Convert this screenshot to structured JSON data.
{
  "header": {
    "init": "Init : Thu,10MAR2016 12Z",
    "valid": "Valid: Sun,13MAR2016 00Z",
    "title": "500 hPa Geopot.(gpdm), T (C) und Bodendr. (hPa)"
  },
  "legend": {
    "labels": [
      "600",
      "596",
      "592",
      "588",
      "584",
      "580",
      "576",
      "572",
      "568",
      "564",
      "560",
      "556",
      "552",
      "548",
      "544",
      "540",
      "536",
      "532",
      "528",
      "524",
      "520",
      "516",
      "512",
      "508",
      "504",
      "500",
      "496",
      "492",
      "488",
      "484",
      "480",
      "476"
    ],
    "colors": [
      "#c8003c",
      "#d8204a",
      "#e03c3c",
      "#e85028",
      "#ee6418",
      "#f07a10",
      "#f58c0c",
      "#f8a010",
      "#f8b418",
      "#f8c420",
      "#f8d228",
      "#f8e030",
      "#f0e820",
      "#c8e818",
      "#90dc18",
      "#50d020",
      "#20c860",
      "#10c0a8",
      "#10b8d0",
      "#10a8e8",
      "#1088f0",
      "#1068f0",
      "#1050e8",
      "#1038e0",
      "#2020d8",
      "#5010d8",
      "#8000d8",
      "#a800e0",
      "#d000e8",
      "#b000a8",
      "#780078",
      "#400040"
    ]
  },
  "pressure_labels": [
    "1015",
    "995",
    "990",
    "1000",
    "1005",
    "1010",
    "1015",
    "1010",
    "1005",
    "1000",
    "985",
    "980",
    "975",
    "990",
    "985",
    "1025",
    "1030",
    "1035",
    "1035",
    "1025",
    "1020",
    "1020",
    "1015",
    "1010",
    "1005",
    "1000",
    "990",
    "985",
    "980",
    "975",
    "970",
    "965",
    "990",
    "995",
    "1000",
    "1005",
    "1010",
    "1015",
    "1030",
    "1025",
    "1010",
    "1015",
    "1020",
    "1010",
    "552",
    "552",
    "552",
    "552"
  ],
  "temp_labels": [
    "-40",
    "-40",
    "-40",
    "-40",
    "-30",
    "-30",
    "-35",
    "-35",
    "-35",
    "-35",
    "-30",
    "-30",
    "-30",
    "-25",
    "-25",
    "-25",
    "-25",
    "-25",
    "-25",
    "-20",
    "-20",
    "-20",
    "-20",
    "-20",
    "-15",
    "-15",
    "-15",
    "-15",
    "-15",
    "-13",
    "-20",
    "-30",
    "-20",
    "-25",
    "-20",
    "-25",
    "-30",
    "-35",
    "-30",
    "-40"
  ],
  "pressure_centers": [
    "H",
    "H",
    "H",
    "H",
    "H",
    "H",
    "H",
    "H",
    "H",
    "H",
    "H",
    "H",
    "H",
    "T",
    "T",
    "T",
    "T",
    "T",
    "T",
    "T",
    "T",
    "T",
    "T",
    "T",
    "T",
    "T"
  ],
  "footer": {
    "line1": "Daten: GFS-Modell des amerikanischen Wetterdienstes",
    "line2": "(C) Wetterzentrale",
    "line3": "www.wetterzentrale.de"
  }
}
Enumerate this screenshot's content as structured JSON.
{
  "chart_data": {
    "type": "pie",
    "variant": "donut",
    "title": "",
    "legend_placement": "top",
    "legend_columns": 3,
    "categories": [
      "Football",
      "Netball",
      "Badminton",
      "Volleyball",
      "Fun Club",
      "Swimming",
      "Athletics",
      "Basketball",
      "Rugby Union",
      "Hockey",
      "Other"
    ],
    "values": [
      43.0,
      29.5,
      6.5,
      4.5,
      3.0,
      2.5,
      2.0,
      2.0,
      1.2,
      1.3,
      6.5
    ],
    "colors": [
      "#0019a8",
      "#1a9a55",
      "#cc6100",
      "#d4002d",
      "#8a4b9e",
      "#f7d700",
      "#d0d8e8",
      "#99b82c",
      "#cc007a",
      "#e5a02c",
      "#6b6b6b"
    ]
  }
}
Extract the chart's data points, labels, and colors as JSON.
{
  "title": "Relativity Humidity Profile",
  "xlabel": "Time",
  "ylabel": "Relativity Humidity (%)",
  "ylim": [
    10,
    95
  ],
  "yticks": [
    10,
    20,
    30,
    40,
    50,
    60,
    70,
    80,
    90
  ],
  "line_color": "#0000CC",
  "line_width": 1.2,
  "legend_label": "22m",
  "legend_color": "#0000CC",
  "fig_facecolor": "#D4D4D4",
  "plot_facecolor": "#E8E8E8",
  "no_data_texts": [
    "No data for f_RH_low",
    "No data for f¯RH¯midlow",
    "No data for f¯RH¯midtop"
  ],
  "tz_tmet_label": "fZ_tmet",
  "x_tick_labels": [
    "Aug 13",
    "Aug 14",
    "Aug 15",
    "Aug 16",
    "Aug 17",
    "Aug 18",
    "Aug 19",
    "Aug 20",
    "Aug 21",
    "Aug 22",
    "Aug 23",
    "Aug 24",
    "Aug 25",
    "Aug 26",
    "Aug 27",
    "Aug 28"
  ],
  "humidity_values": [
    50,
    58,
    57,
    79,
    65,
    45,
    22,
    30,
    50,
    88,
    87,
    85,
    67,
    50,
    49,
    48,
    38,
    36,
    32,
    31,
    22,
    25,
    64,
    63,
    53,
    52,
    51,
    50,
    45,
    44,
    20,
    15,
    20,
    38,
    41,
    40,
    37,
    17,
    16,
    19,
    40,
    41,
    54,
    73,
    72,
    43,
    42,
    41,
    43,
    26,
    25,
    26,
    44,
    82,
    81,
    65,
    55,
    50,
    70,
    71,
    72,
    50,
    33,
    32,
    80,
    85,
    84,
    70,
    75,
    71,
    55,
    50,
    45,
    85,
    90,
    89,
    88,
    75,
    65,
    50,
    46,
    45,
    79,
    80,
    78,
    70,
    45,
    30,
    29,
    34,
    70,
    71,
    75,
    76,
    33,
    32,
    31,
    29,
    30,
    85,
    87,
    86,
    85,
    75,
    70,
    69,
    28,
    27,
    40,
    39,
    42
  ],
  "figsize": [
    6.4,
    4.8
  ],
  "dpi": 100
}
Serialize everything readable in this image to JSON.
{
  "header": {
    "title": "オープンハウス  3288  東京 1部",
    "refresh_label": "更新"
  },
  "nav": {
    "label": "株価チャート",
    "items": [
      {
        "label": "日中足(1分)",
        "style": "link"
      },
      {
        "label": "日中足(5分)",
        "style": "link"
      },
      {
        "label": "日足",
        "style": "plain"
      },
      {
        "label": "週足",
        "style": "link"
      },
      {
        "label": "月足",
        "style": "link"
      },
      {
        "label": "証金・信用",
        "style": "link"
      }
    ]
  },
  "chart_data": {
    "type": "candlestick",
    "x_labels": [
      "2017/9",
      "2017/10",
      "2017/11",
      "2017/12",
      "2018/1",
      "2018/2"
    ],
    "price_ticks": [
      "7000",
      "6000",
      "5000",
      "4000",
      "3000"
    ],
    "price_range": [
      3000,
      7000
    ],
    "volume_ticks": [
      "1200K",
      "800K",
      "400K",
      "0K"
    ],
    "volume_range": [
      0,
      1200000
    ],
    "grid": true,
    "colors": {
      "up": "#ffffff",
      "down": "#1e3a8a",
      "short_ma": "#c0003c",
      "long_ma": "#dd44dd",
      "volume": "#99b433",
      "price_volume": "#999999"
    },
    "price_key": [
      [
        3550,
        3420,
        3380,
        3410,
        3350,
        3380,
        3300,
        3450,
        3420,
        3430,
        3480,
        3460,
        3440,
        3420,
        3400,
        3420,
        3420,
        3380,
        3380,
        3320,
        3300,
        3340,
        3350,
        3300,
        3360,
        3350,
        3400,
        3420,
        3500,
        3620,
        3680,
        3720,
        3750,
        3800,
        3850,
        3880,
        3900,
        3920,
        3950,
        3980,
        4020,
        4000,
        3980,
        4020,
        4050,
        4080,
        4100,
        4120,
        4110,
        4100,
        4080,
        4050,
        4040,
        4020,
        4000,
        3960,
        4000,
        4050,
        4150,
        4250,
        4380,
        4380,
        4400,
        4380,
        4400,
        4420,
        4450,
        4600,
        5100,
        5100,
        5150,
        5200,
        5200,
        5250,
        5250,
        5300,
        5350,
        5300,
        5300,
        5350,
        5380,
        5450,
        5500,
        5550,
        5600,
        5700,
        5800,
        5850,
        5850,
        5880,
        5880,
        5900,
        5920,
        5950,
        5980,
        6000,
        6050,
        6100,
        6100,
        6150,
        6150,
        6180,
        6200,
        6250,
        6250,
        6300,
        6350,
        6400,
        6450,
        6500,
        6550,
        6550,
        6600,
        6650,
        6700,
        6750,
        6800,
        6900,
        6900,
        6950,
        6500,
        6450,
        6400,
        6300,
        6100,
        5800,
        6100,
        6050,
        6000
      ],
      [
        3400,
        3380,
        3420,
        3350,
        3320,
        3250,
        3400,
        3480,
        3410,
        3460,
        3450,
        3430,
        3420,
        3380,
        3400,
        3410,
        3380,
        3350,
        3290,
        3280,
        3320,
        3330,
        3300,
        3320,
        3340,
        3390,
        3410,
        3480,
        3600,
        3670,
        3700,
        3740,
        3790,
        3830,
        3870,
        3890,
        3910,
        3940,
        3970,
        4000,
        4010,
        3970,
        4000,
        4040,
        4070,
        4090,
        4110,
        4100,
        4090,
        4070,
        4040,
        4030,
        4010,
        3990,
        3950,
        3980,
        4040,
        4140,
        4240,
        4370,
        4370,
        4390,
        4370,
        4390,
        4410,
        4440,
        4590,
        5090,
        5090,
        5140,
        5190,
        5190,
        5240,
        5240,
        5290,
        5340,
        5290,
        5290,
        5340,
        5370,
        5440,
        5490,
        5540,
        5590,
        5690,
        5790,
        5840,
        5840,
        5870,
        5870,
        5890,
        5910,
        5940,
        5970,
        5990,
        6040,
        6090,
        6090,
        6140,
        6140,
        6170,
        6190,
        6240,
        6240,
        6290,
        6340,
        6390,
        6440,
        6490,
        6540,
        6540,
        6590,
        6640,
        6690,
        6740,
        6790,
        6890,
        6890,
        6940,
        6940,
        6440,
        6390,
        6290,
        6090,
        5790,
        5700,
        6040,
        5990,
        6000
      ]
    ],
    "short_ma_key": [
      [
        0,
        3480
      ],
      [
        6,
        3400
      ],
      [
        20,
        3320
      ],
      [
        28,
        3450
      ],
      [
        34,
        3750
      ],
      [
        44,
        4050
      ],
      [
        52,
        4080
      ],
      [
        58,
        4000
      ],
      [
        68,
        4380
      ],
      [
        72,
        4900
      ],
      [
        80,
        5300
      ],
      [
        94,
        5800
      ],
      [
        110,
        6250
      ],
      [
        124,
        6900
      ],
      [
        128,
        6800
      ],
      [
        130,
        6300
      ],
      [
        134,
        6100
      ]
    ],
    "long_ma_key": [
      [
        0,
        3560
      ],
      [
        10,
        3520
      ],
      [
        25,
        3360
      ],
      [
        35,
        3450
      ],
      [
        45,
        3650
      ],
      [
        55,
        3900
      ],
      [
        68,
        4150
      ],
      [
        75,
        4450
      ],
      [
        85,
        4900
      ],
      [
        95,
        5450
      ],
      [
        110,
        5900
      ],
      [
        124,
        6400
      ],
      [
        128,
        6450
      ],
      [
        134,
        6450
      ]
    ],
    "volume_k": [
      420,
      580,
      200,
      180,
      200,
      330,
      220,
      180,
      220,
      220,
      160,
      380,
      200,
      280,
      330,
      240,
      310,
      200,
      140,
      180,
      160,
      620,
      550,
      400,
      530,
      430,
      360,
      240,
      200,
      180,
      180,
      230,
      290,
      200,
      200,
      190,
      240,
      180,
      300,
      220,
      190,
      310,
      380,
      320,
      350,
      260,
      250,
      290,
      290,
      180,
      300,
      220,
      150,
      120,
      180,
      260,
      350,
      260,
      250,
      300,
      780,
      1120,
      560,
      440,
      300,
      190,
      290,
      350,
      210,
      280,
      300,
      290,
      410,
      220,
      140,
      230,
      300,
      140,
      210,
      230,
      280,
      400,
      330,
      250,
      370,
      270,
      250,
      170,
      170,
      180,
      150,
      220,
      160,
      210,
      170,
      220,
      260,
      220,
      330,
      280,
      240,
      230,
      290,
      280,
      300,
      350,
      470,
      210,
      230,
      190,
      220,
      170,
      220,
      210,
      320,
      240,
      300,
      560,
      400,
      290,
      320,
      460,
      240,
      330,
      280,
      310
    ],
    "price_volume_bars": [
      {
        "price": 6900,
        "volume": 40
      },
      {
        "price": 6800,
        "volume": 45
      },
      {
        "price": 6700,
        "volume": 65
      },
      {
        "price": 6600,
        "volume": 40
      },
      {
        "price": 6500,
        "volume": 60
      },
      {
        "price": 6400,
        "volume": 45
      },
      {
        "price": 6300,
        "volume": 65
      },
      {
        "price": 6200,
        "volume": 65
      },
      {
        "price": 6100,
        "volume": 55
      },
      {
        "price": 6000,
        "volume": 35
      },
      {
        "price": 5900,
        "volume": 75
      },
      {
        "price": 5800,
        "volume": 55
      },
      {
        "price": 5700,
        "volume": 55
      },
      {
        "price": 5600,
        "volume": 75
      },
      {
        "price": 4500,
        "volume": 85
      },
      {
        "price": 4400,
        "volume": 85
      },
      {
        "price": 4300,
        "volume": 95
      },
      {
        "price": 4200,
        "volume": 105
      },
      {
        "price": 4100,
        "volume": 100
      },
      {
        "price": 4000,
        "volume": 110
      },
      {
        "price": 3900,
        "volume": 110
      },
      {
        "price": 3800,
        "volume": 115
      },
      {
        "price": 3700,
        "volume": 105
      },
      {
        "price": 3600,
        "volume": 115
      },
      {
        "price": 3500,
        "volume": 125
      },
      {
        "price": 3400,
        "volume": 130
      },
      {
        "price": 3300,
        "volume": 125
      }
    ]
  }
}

> [WHAT THE TASK REQUIRES]: Count the lines that include the word "this" and state the result as a bare number.

> [RESULT BELOW]: 3